Given instruction:
Copy the trisulfuryl fluoride article between "Trisulfuryl fluoride is an" and "(SO3) at 70 °C.", inclusive, substituting "thermal decomposition" for "thermal disassociation".

Article:
Trisulfuryl fluoride
- Names: Preferred IUPAC name bis(fluorosulfonyl) sulfate

Identifiers
- CAS Number: 13709-33-6;
- 3D model (JSmol): Interactive image;
- PubChem CID: 101282779;

Properties
- Chemical formula: F_{2}O_{8}S_{3}
- Molar mass: 262.17 g·mol^{−1}
- Appearance: colorless liquid
- Density: 1.86 g/cm^{3}
- Boiling point: 120 °C

= Trisulfuryl fluoride =

Trisulfuryl fluoride is an inorganic compound of fluorine, oxygen, and sulfur with the chemical formula S3O8F2.

==Synthesis==
The compound is obtained by the thermal disassociation of KBF4*4SO3 or via reaction of potassium tetrafluoroborate (KBF4) with sulfur trioxide (SO3) at 70 °C.

Also, trisulfuryl fluoride is formed in a reaction of sulfur trioxide (SO3), boron trifluoride (BF3), and 70% sulfuric acid (H2SO4) at 70 °C.

Data excerpt:
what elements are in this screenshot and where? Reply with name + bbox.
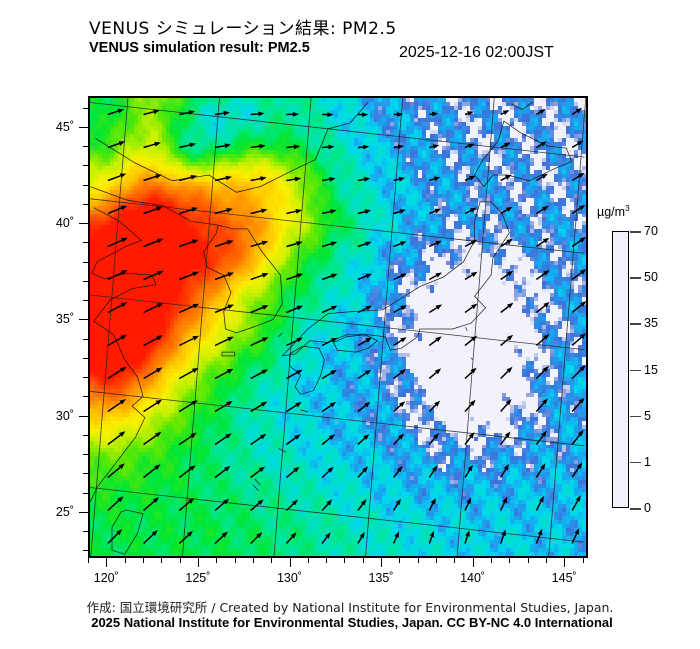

Expected answer:
Trisulfuryl fluoride is an inorganic compound of fluorine, oxygen, and sulfur with the chemical formula S3O8F2.

==Synthesis==
The compound is obtained by the thermal decomposition of KBF4*4SO3 or via reaction of potassium tetrafluoroborate (KBF4) with sulfur trioxide (SO3) at 70 °C.